→ GIVEN TASK: Output every entry exactly as given.

+ + + +

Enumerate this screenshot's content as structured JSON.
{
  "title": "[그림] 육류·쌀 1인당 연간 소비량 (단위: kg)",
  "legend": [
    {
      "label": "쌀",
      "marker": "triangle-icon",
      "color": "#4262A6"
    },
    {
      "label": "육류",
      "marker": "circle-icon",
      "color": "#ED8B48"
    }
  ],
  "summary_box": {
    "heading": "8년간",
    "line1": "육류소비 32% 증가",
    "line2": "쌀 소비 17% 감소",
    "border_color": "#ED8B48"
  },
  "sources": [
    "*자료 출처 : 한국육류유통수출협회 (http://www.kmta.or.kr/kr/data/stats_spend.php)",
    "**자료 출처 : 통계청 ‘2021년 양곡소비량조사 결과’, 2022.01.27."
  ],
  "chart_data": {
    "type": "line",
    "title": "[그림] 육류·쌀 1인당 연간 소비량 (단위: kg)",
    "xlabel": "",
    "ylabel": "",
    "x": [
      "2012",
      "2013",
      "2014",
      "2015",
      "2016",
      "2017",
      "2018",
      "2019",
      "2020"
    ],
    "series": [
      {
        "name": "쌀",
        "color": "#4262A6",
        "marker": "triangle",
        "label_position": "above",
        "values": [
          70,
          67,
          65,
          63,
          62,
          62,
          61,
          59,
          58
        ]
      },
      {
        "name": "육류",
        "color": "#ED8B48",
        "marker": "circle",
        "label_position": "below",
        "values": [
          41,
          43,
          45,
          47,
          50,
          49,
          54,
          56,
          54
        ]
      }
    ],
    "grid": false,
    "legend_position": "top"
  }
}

+ + + +

→ FINISHED ANSWER:
Enumerate this screenshot's content as structured JSON.
{
  "title": "[그림] 육류·쌀 1인당 연간 소비량 (단위: kg)",
  "legend": [
    {
      "label": "쌀",
      "marker": "triangle-icon",
      "color": "#4262A6"
    },
    {
      "label": "육류",
      "marker": "circle-icon",
      "color": "#ED8B48"
    }
  ],
  "summary_box": {
    "heading": "8년간",
    "line1": "육류소비 32% 증가",
    "line2": "쌀 소비 17% 감소",
    "border_color": "#ED8B48"
  },
  "sources": [
    "*자료 출처 : 한국육류유통수출협회 (http://www.kmta.or.kr/kr/data/stats_spend.php)",
    "**자료 출처 : 통계청 ‘2021년 양곡소비량조사 결과’, 2022.01.27."
  ],
  "chart_data": {
    "type": "line",
    "title": "[그림] 육류·쌀 1인당 연간 소비량 (단위: kg)",
    "xlabel": "",
    "ylabel": "",
    "x": [
      "2012",
      "2013",
      "2014",
      "2015",
      "2016",
      "2017",
      "2018",
      "2019",
      "2020"
    ],
    "series": [
      {
        "name": "쌀",
        "color": "#4262A6",
        "marker": "triangle",
        "label_position": "above",
        "values": [
          70,
          67,
          65,
          63,
          62,
          62,
          61,
          59,
          58
        ]
      },
      {
        "name": "육류",
        "color": "#ED8B48",
        "marker": "circle",
        "label_position": "below",
        "values": [
          41,
          43,
          45,
          47,
          50,
          49,
          54,
          56,
          54
        ]
      }
    ],
    "grid": false,
    "legend_position": "top"
  }
}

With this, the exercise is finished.